_STATED GOAL_. Go through the records and copy each line where the word "Kalle" occurs.

Recorded data:
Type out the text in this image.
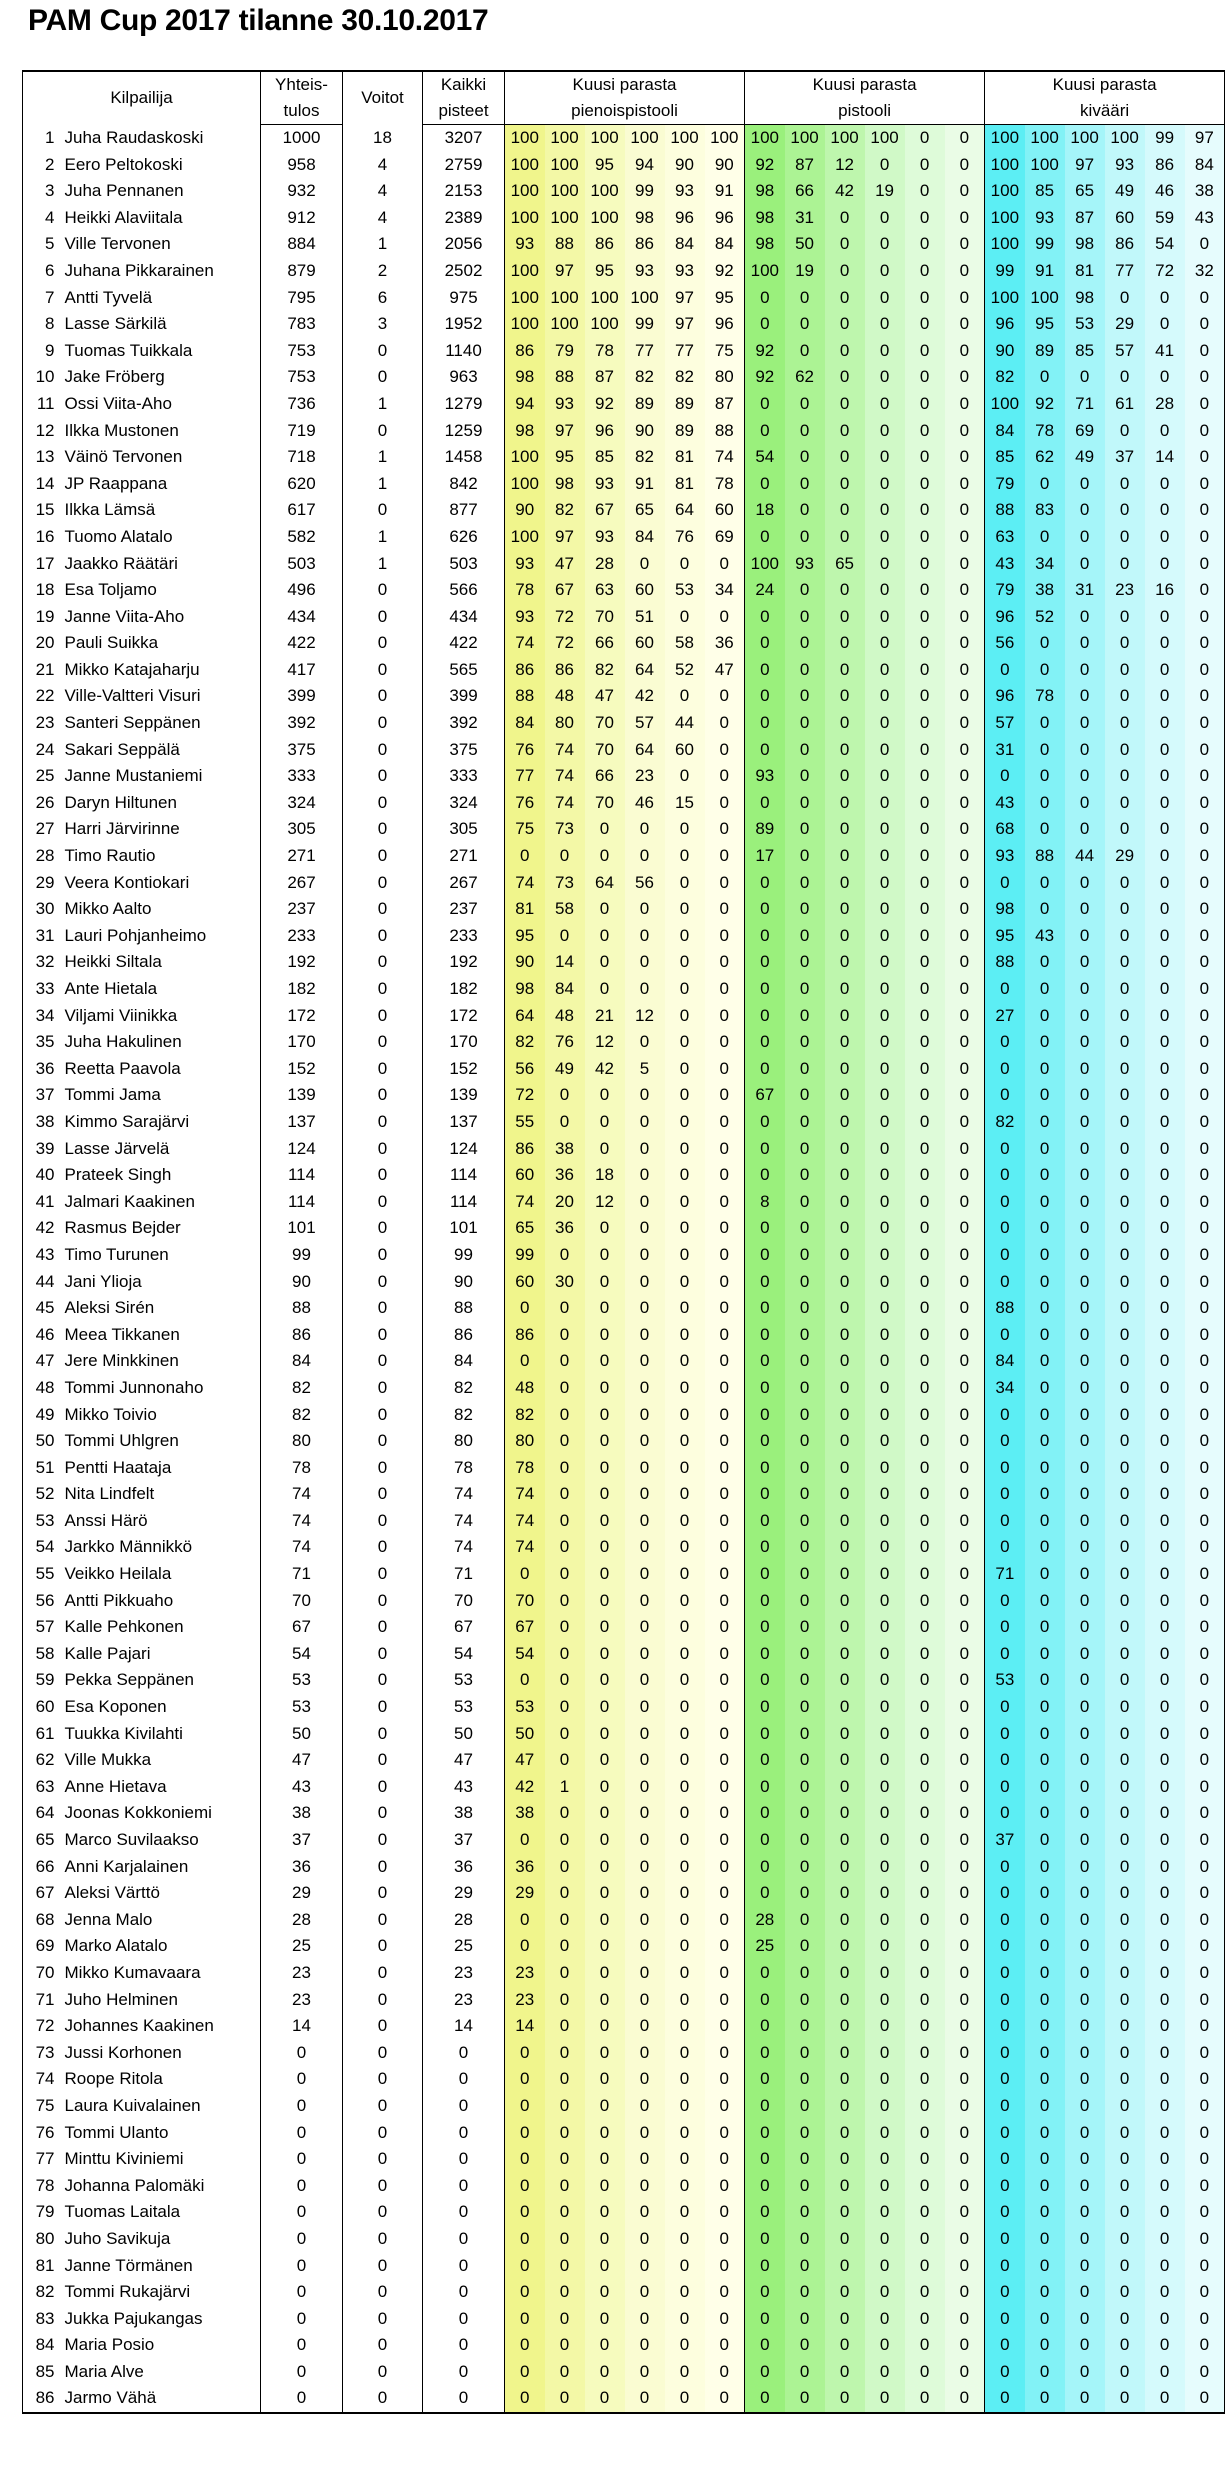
PAM Cup 2017 tilanne 30.10.2017
Kilpailija		Yhteis-	Voitot	Kaikki	Kuusi parasta						Kuusi parasta						Kuusi parasta					
		tulos		pisteet	pienoispistooli						pistooli						kivääri					
1	Juha Raudaskoski	1000	18	3207	100	100	100	100	100	100	100	100	100	100	0	0	100	100	100	100	99	97
2	Eero Peltokoski	958	4	2759	100	100	95	94	90	90	92	87	12	0	0	0	100	100	97	93	86	84
3	Juha Pennanen	932	4	2153	100	100	100	99	93	91	98	66	42	19	0	0	100	85	65	49	46	38
4	Heikki Alaviitala	912	4	2389	100	100	100	98	96	96	98	31	0	0	0	0	100	93	87	60	59	43
5	Ville Tervonen	884	1	2056	93	88	86	86	84	84	98	50	0	0	0	0	100	99	98	86	54	0
6	Juhana Pikkarainen	879	2	2502	100	97	95	93	93	92	100	19	0	0	0	0	99	91	81	77	72	32
7	Antti Tyvelä	795	6	975	100	100	100	100	97	95	0	0	0	0	0	0	100	100	98	0	0	0
8	Lasse Särkilä	783	3	1952	100	100	100	99	97	96	0	0	0	0	0	0	96	95	53	29	0	0
9	Tuomas Tuikkala	753	0	1140	86	79	78	77	77	75	92	0	0	0	0	0	90	89	85	57	41	0
10	Jake Fröberg	753	0	963	98	88	87	82	82	80	92	62	0	0	0	0	82	0	0	0	0	0
11	Ossi Viita-Aho	736	1	1279	94	93	92	89	89	87	0	0	0	0	0	0	100	92	71	61	28	0
12	Ilkka Mustonen	719	0	1259	98	97	96	90	89	88	0	0	0	0	0	0	84	78	69	0	0	0
13	Väinö Tervonen	718	1	1458	100	95	85	82	81	74	54	0	0	0	0	0	85	62	49	37	14	0
14	JP Raappana	620	1	842	100	98	93	91	81	78	0	0	0	0	0	0	79	0	0	0	0	0
15	Ilkka Lämsä	617	0	877	90	82	67	65	64	60	18	0	0	0	0	0	88	83	0	0	0	0
16	Tuomo Alatalo	582	1	626	100	97	93	84	76	69	0	0	0	0	0	0	63	0	0	0	0	0
17	Jaakko Räätäri	503	1	503	93	47	28	0	0	0	100	93	65	0	0	0	43	34	0	0	0	0
18	Esa Toljamo	496	0	566	78	67	63	60	53	34	24	0	0	0	0	0	79	38	31	23	16	0
19	Janne Viita-Aho	434	0	434	93	72	70	51	0	0	0	0	0	0	0	0	96	52	0	0	0	0
20	Pauli Suikka	422	0	422	74	72	66	60	58	36	0	0	0	0	0	0	56	0	0	0	0	0
21	Mikko Katajaharju	417	0	565	86	86	82	64	52	47	0	0	0	0	0	0	0	0	0	0	0	0
22	Ville-Valtteri Visuri	399	0	399	88	48	47	42	0	0	0	0	0	0	0	0	96	78	0	0	0	0
23	Santeri Seppänen	392	0	392	84	80	70	57	44	0	0	0	0	0	0	0	57	0	0	0	0	0
24	Sakari Seppälä	375	0	375	76	74	70	64	60	0	0	0	0	0	0	0	31	0	0	0	0	0
25	Janne Mustaniemi	333	0	333	77	74	66	23	0	0	93	0	0	0	0	0	0	0	0	0	0	0
26	Daryn Hiltunen	324	0	324	76	74	70	46	15	0	0	0	0	0	0	0	43	0	0	0	0	0
27	Harri Järvirinne	305	0	305	75	73	0	0	0	0	89	0	0	0	0	0	68	0	0	0	0	0
28	Timo Rautio	271	0	271	0	0	0	0	0	0	17	0	0	0	0	0	93	88	44	29	0	0
29	Veera Kontiokari	267	0	267	74	73	64	56	0	0	0	0	0	0	0	0	0	0	0	0	0	0
30	Mikko Aalto	237	0	237	81	58	0	0	0	0	0	0	0	0	0	0	98	0	0	0	0	0
31	Lauri Pohjanheimo	233	0	233	95	0	0	0	0	0	0	0	0	0	0	0	95	43	0	0	0	0
32	Heikki Siltala	192	0	192	90	14	0	0	0	0	0	0	0	0	0	0	88	0	0	0	0	0
33	Ante Hietala	182	0	182	98	84	0	0	0	0	0	0	0	0	0	0	0	0	0	0	0	0
34	Viljami Viinikka	172	0	172	64	48	21	12	0	0	0	0	0	0	0	0	27	0	0	0	0	0
35	Juha Hakulinen	170	0	170	82	76	12	0	0	0	0	0	0	0	0	0	0	0	0	0	0	0
36	Reetta Paavola	152	0	152	56	49	42	5	0	0	0	0	0	0	0	0	0	0	0	0	0	0
37	Tommi Jama	139	0	139	72	0	0	0	0	0	67	0	0	0	0	0	0	0	0	0	0	0
38	Kimmo Sarajärvi	137	0	137	55	0	0	0	0	0	0	0	0	0	0	0	82	0	0	0	0	0
39	Lasse Järvelä	124	0	124	86	38	0	0	0	0	0	0	0	0	0	0	0	0	0	0	0	0
40	Prateek Singh	114	0	114	60	36	18	0	0	0	0	0	0	0	0	0	0	0	0	0	0	0
41	Jalmari Kaakinen	114	0	114	74	20	12	0	0	0	8	0	0	0	0	0	0	0	0	0	0	0
42	Rasmus Bejder	101	0	101	65	36	0	0	0	0	0	0	0	0	0	0	0	0	0	0	0	0
43	Timo Turunen	99	0	99	99	0	0	0	0	0	0	0	0	0	0	0	0	0	0	0	0	0
44	Jani Ylioja	90	0	90	60	30	0	0	0	0	0	0	0	0	0	0	0	0	0	0	0	0
45	Aleksi Sirén	88	0	88	0	0	0	0	0	0	0	0	0	0	0	0	88	0	0	0	0	0
46	Meea Tikkanen	86	0	86	86	0	0	0	0	0	0	0	0	0	0	0	0	0	0	0	0	0
47	Jere Minkkinen	84	0	84	0	0	0	0	0	0	0	0	0	0	0	0	84	0	0	0	0	0
48	Tommi Junnonaho	82	0	82	48	0	0	0	0	0	0	0	0	0	0	0	34	0	0	0	0	0
49	Mikko Toivio	82	0	82	82	0	0	0	0	0	0	0	0	0	0	0	0	0	0	0	0	0
50	Tommi Uhlgren	80	0	80	80	0	0	0	0	0	0	0	0	0	0	0	0	0	0	0	0	0
51	Pentti Haataja	78	0	78	78	0	0	0	0	0	0	0	0	0	0	0	0	0	0	0	0	0
52	Nita Lindfelt	74	0	74	74	0	0	0	0	0	0	0	0	0	0	0	0	0	0	0	0	0
53	Anssi Härö	74	0	74	74	0	0	0	0	0	0	0	0	0	0	0	0	0	0	0	0	0
54	Jarkko Männikkö	74	0	74	74	0	0	0	0	0	0	0	0	0	0	0	0	0	0	0	0	0
55	Veikko Heilala	71	0	71	0	0	0	0	0	0	0	0	0	0	0	0	71	0	0	0	0	0
56	Antti Pikkuaho	70	0	70	70	0	0	0	0	0	0	0	0	0	0	0	0	0	0	0	0	0
57	Kalle Pehkonen	67	0	67	67	0	0	0	0	0	0	0	0	0	0	0	0	0	0	0	0	0
58	Kalle Pajari	54	0	54	54	0	0	0	0	0	0	0	0	0	0	0	0	0	0	0	0	0
59	Pekka Seppänen	53	0	53	0	0	0	0	0	0	0	0	0	0	0	0	53	0	0	0	0	0
60	Esa Koponen	53	0	53	53	0	0	0	0	0	0	0	0	0	0	0	0	0	0	0	0	0
61	Tuukka Kivilahti	50	0	50	50	0	0	0	0	0	0	0	0	0	0	0	0	0	0	0	0	0
62	Ville Mukka	47	0	47	47	0	0	0	0	0	0	0	0	0	0	0	0	0	0	0	0	0
63	Anne Hietava	43	0	43	42	1	0	0	0	0	0	0	0	0	0	0	0	0	0	0	0	0
64	Joonas Kokkoniemi	38	0	38	38	0	0	0	0	0	0	0	0	0	0	0	0	0	0	0	0	0
65	Marco Suvilaakso	37	0	37	0	0	0	0	0	0	0	0	0	0	0	0	37	0	0	0	0	0
66	Anni Karjalainen	36	0	36	36	0	0	0	0	0	0	0	0	0	0	0	0	0	0	0	0	0
67	Aleksi Värttö	29	0	29	29	0	0	0	0	0	0	0	0	0	0	0	0	0	0	0	0	0
68	Jenna Malo	28	0	28	0	0	0	0	0	0	28	0	0	0	0	0	0	0	0	0	0	0
69	Marko Alatalo	25	0	25	0	0	0	0	0	0	25	0	0	0	0	0	0	0	0	0	0	0
70	Mikko Kumavaara	23	0	23	23	0	0	0	0	0	0	0	0	0	0	0	0	0	0	0	0	0
71	Juho Helminen	23	0	23	23	0	0	0	0	0	0	0	0	0	0	0	0	0	0	0	0	0
72	Johannes Kaakinen	14	0	14	14	0	0	0	0	0	0	0	0	0	0	0	0	0	0	0	0	0
73	Jussi Korhonen	0	0	0	0	0	0	0	0	0	0	0	0	0	0	0	0	0	0	0	0	0
74	Roope Ritola	0	0	0	0	0	0	0	0	0	0	0	0	0	0	0	0	0	0	0	0	0
75	Laura Kuivalainen	0	0	0	0	0	0	0	0	0	0	0	0	0	0	0	0	0	0	0	0	0
76	Tommi Ulanto	0	0	0	0	0	0	0	0	0	0	0	0	0	0	0	0	0	0	0	0	0
77	Minttu Kiviniemi	0	0	0	0	0	0	0	0	0	0	0	0	0	0	0	0	0	0	0	0	0
78	Johanna Palomäki	0	0	0	0	0	0	0	0	0	0	0	0	0	0	0	0	0	0	0	0	0
79	Tuomas Laitala	0	0	0	0	0	0	0	0	0	0	0	0	0	0	0	0	0	0	0	0	0
80	Juho Savikuja	0	0	0	0	0	0	0	0	0	0	0	0	0	0	0	0	0	0	0	0	0
81	Janne Törmänen	0	0	0	0	0	0	0	0	0	0	0	0	0	0	0	0	0	0	0	0	0
82	Tommi Rukajärvi	0	0	0	0	0	0	0	0	0	0	0	0	0	0	0	0	0	0	0	0	0
83	Jukka Pajukangas	0	0	0	0	0	0	0	0	0	0	0	0	0	0	0	0	0	0	0	0	0
84	Maria Posio	0	0	0	0	0	0	0	0	0	0	0	0	0	0	0	0	0	0	0	0	0
85	Maria Alve	0	0	0	0	0	0	0	0	0	0	0	0	0	0	0	0	0	0	0	0	0
86	Jarmo Vähä	0	0	0	0	0	0	0	0	0	0	0	0	0	0	0	0	0	0	0	0	0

_SOLVED EXERCISE_.
57	Kalle Pehkonen	67	0	67	67	0	0	0	0	0	0	0	0	0	0	0	0	0	0	0	0	0
58	Kalle Pajari	54	0	54	54	0	0	0	0	0	0	0	0	0	0	0	0	0	0	0	0	0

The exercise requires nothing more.